### TASK TO COMPLETE
Count the lines below that contain the word "grid" and give only the number.
□ □ □ □ □
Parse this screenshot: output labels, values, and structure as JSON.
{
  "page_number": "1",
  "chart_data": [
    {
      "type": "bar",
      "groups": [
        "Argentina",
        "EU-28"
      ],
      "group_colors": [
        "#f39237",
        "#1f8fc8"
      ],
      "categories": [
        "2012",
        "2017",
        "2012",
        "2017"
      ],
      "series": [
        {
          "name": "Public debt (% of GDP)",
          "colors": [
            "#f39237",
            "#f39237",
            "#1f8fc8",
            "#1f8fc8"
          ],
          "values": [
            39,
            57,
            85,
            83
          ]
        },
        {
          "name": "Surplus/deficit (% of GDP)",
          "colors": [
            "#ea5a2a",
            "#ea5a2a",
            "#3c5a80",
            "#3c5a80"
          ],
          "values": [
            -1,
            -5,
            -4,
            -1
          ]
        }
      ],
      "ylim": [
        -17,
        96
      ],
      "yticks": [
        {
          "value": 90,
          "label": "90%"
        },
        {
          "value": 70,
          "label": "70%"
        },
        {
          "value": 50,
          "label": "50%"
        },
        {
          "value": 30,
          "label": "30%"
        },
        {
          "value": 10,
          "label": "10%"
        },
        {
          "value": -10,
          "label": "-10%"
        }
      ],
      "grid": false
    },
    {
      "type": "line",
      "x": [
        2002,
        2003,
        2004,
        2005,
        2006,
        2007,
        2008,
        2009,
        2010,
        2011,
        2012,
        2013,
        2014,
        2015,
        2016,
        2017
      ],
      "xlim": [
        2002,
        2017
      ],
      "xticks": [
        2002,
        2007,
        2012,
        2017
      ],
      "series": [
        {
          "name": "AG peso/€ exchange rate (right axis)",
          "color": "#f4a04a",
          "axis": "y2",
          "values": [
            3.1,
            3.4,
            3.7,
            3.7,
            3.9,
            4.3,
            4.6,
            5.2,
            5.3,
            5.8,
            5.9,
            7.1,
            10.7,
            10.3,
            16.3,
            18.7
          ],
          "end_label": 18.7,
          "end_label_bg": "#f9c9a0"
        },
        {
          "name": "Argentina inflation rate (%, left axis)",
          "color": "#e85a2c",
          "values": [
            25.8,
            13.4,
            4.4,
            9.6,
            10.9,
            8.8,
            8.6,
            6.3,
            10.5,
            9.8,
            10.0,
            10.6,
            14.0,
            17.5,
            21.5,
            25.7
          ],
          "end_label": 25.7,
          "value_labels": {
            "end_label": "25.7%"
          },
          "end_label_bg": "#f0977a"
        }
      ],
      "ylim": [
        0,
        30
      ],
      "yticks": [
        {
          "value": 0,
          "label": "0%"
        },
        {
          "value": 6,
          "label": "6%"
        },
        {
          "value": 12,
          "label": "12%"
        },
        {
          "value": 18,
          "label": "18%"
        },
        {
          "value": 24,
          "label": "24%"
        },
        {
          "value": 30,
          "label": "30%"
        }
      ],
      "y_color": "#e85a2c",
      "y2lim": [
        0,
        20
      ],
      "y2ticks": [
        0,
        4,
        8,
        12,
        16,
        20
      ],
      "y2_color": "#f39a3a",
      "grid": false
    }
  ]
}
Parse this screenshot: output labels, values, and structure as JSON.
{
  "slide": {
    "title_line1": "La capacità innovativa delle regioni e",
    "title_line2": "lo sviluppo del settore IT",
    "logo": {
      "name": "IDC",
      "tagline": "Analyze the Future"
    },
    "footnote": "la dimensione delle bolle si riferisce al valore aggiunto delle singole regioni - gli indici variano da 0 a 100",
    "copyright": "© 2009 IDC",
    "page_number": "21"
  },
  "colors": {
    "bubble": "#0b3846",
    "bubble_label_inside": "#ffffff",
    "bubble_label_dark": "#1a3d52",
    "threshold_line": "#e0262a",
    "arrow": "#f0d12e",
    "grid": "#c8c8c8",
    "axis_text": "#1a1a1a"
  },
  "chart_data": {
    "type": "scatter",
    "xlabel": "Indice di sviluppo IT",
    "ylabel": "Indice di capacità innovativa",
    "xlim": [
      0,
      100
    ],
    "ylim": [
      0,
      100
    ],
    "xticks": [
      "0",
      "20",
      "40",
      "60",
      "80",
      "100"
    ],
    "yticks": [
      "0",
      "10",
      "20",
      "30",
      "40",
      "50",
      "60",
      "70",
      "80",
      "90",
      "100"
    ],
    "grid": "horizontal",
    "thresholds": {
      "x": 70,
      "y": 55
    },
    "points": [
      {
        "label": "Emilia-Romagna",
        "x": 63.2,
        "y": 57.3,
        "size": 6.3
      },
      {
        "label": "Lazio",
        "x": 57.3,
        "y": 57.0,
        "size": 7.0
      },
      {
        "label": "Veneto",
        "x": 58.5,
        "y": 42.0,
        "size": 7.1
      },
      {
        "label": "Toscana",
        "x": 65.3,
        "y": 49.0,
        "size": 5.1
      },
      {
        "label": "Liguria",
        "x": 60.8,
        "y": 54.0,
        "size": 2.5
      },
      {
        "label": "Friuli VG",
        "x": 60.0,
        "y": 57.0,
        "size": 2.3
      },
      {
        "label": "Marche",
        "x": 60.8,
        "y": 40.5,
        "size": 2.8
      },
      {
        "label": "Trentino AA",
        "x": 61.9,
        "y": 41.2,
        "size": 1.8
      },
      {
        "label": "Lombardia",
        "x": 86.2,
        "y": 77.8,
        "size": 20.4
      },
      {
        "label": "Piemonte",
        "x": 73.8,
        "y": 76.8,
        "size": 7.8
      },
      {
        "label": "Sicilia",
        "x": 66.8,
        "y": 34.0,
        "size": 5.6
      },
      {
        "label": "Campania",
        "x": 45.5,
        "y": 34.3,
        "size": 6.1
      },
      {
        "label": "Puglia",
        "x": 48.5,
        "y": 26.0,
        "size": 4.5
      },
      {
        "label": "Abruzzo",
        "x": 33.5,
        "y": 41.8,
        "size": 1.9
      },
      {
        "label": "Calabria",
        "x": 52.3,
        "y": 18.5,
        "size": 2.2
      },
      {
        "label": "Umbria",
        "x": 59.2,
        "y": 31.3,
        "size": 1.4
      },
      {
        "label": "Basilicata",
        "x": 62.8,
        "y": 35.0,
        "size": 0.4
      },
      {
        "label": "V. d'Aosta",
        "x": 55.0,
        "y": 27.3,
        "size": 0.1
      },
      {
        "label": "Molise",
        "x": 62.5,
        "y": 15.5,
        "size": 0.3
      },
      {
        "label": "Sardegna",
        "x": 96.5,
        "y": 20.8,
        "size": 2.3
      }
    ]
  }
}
□ □ □ □ □
### SOLUTION BELOW
4